— EXERCISE OBJECTIVE —
Omit every image, and transcribe the remaining entries exactly as given.

[Dataset records]
--- START ---

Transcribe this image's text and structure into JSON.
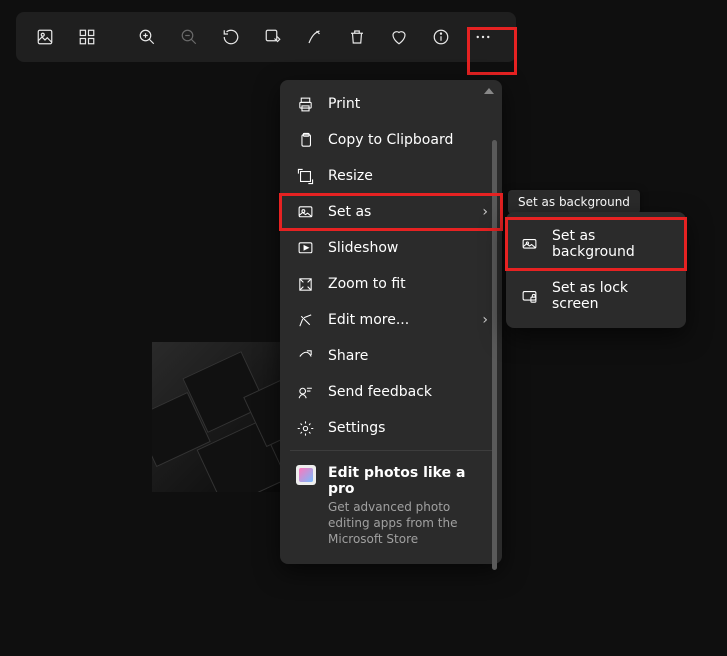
{
  "toolbar": {
    "buttons": [
      {
        "name": "view-photo-icon"
      },
      {
        "name": "filmstrip-icon"
      },
      {
        "name": "zoom-in-icon"
      },
      {
        "name": "zoom-out-icon"
      },
      {
        "name": "rotate-icon"
      },
      {
        "name": "edit-image-icon"
      },
      {
        "name": "markup-icon"
      },
      {
        "name": "delete-icon"
      },
      {
        "name": "favorite-icon"
      },
      {
        "name": "info-icon"
      },
      {
        "name": "more-icon"
      }
    ]
  },
  "menu": {
    "print": "Print",
    "copy": "Copy to Clipboard",
    "resize": "Resize",
    "setas": "Set as",
    "slideshow": "Slideshow",
    "zoomfit": "Zoom to fit",
    "editmore": "Edit more...",
    "share": "Share",
    "feedback": "Send feedback",
    "settings": "Settings",
    "promo_title": "Edit photos like a pro",
    "promo_sub": "Get advanced photo editing apps from the Microsoft Store"
  },
  "submenu": {
    "tooltip": "Set as background",
    "bg": "Set as background",
    "lock": "Set as lock screen"
  }
}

--- END ---

— ANSWER TO THIS TASK —
Transcribe this image's text and structure into JSON.
{
  "toolbar": {
    "buttons": [
      {
        "name": "view-photo-icon"
      },
      {
        "name": "filmstrip-icon"
      },
      {
        "name": "zoom-in-icon"
      },
      {
        "name": "zoom-out-icon"
      },
      {
        "name": "rotate-icon"
      },
      {
        "name": "edit-image-icon"
      },
      {
        "name": "markup-icon"
      },
      {
        "name": "delete-icon"
      },
      {
        "name": "favorite-icon"
      },
      {
        "name": "info-icon"
      },
      {
        "name": "more-icon"
      }
    ]
  },
  "menu": {
    "print": "Print",
    "copy": "Copy to Clipboard",
    "resize": "Resize",
    "setas": "Set as",
    "slideshow": "Slideshow",
    "zoomfit": "Zoom to fit",
    "editmore": "Edit more...",
    "share": "Share",
    "feedback": "Send feedback",
    "settings": "Settings",
    "promo_title": "Edit photos like a pro",
    "promo_sub": "Get advanced photo editing apps from the Microsoft Store"
  },
  "submenu": {
    "tooltip": "Set as background",
    "bg": "Set as background",
    "lock": "Set as lock screen"
  }
}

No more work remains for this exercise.